# Given exercise:
List each line in which the string "EDICIÓN" appears.

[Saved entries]
◆ ◆ ◆ ◆ ◆ ◆ ◆

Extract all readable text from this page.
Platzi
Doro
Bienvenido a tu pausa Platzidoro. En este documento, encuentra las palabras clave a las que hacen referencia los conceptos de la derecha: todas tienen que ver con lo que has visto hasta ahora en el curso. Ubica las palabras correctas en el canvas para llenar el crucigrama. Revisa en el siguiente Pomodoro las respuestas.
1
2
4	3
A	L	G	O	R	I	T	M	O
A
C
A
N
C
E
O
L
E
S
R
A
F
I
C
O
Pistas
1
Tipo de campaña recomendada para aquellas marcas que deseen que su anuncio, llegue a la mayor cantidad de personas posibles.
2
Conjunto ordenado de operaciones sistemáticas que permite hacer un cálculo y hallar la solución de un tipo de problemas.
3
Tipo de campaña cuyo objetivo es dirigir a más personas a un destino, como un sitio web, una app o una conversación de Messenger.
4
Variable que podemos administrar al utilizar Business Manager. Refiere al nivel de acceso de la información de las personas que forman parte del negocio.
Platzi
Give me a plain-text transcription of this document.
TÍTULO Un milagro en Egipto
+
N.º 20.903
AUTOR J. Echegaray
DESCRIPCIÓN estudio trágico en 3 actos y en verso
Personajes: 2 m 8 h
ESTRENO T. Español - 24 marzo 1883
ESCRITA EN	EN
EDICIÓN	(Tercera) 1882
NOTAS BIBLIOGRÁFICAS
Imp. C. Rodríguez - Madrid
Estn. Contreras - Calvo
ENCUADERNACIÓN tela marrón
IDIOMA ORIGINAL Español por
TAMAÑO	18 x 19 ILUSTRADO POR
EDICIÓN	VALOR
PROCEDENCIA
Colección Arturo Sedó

◆ ◆ ◆ ◆ ◆ ◆ ◆

# Answer to this exercise:
EDICIÓN	(Tercera) 1882
EDICIÓN	VALOR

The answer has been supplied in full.